--- start ---
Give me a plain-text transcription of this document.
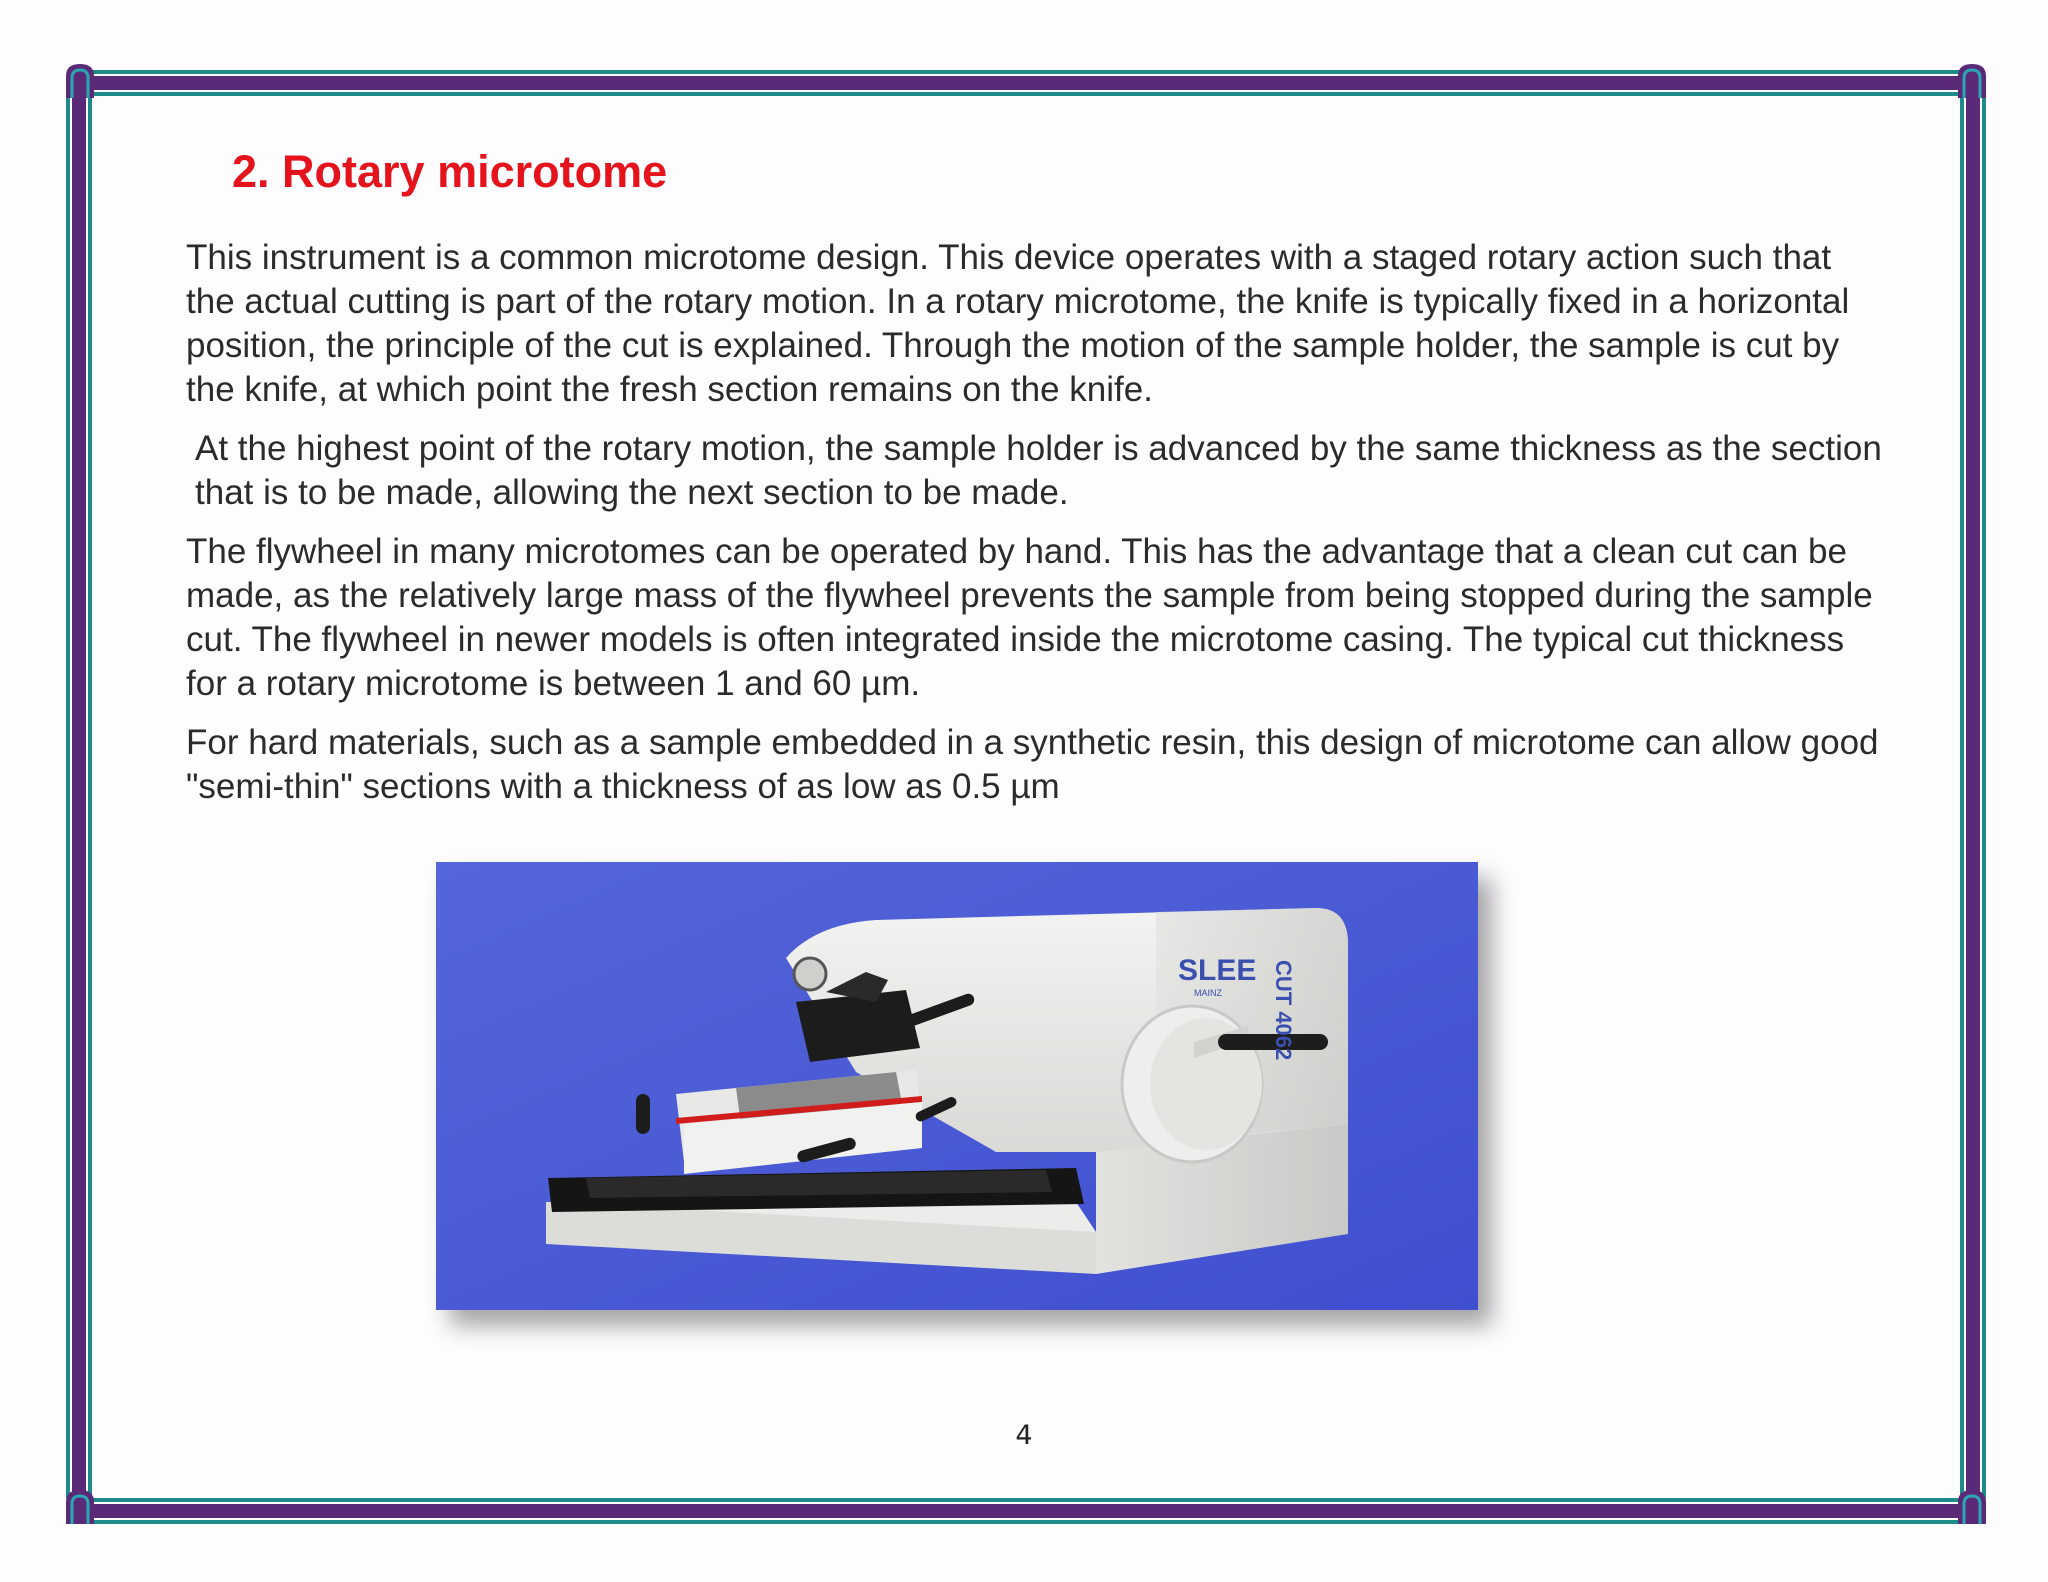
2. Rotary microtome

This instrument is a common microtome design. This device operates with a staged rotary action such that the actual cutting is part of the rotary motion. In a rotary microtome, the knife is typically fixed in a horizontal position, the principle of the cut is explained. Through the motion of the sample holder, the sample is cut by the knife, at which point the fresh section remains on the knife.

At the highest point of the rotary motion, the sample holder is advanced by the same thickness as the section that is to be made, allowing the next section to be made.

The flywheel in many microtomes can be operated by hand. This has the advantage that a clean cut can be made, as the relatively large mass of the flywheel prevents the sample from being stopped during the sample cut. The flywheel in newer models is often integrated inside the microtome casing. The typical cut thickness for a rotary microtome is between 1 and 60 µm.

For hard materials, such as a sample embedded in a synthetic resin, this design of microtome can allow good "semi-thin" sections with a thickness of as low as 0.5 µm

SLEE
MAINZ CUT 4062
4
--- end ---
- PROBLEM TO SOLVE
Transcribe every entry above exactly. Omit all pictures.

- FINAL ANSWER
Give me a plain-text transcription of this document.
2. Rotary microtome

This instrument is a common microtome design. This device operates with a staged rotary action such that the actual cutting is part of the rotary motion. In a rotary microtome, the knife is typically fixed in a horizontal position, the principle of the cut is explained. Through the motion of the sample holder, the sample is cut by the knife, at which point the fresh section remains on the knife.

At the highest point of the rotary motion, the sample holder is advanced by the same thickness as the section that is to be made, allowing the next section to be made.

The flywheel in many microtomes can be operated by hand. This has the advantage that a clean cut can be made, as the relatively large mass of the flywheel prevents the sample from being stopped during the sample cut. The flywheel in newer models is often integrated inside the microtome casing. The typical cut thickness for a rotary microtome is between 1 and 60 µm.

For hard materials, such as a sample embedded in a synthetic resin, this design of microtome can allow good "semi-thin" sections with a thickness of as low as 0.5 µm

SLEE
MAINZ CUT 4062
4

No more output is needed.